§ Work to complete
Copy all lines of the listing that include the string "écologique".
--- START Records provided ---
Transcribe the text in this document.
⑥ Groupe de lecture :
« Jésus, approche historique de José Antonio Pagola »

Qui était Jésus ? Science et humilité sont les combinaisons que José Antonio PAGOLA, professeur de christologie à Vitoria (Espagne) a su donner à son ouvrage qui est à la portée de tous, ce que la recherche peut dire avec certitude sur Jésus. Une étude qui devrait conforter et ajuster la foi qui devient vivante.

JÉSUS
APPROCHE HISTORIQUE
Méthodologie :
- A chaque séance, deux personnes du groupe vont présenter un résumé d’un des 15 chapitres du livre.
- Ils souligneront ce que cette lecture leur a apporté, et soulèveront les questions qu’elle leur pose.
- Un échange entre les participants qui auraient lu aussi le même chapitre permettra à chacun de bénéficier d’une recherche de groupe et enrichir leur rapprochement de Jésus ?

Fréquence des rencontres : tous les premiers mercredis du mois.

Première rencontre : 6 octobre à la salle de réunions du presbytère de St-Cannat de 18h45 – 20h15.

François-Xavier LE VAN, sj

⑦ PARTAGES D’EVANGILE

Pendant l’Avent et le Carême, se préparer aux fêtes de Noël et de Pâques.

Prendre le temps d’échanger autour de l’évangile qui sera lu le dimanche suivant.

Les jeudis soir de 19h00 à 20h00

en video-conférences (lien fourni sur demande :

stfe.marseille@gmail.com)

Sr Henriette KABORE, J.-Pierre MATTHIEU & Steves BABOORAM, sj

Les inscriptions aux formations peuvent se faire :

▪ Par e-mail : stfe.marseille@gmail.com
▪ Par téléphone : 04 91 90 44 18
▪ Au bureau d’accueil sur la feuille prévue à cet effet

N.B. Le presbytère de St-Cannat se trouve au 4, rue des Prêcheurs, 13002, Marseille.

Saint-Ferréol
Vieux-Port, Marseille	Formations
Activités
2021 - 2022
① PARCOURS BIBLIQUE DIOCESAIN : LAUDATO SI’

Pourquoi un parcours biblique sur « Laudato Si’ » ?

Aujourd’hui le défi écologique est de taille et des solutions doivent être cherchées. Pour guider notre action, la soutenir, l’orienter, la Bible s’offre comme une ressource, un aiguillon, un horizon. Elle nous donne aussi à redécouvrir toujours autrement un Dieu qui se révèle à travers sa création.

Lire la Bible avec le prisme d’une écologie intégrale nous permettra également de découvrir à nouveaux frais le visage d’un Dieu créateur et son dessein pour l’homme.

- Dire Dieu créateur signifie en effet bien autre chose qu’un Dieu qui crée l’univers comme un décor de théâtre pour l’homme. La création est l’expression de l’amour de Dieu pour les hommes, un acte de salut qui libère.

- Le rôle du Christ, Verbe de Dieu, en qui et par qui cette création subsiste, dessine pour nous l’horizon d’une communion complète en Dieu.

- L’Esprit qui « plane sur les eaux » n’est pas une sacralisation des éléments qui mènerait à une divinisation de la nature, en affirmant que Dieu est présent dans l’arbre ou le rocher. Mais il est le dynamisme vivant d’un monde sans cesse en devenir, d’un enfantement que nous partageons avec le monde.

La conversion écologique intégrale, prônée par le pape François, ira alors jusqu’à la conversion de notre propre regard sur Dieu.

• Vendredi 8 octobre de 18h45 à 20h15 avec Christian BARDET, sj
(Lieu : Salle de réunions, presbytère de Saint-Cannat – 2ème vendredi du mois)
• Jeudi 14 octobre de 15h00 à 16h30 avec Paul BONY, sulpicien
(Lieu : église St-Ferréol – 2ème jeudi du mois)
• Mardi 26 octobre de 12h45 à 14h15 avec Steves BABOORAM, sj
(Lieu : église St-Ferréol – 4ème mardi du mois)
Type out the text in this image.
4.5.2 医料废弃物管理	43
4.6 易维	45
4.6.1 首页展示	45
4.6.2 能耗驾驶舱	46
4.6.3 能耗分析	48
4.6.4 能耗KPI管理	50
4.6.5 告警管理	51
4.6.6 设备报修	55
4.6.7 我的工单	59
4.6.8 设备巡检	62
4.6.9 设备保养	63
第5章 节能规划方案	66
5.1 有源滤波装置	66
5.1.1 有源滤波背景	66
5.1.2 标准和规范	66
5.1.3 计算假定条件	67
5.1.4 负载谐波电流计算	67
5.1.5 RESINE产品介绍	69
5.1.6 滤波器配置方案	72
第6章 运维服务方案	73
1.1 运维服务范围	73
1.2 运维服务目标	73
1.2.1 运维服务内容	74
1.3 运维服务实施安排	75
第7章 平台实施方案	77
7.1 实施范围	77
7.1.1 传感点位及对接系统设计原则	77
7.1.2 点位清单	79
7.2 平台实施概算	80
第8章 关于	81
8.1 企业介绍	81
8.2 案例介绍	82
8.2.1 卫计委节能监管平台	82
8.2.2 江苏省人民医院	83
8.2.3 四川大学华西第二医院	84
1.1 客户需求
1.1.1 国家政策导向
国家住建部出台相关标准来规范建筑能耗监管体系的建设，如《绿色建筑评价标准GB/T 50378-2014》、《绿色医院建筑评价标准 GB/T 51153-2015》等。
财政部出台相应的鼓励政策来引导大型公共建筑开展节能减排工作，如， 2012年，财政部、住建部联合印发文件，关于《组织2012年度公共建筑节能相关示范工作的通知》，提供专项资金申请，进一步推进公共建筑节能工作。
--- END Records provided ---
§ Correct result
Aujourd’hui le défi écologique est de taille et des solutions doivent être cherchées. Pour guider notre action, la soutenir, l’orienter, la Bible s’offre comme une ressource, un aiguillon, un horizon. Elle nous donne aussi à redécouvrir toujours autrement un Dieu qui se révèle à travers sa création.
La conversion écologique intégrale, prônée par le pape François, ira alors jusqu’à la conversion de notre propre regard sur Dieu.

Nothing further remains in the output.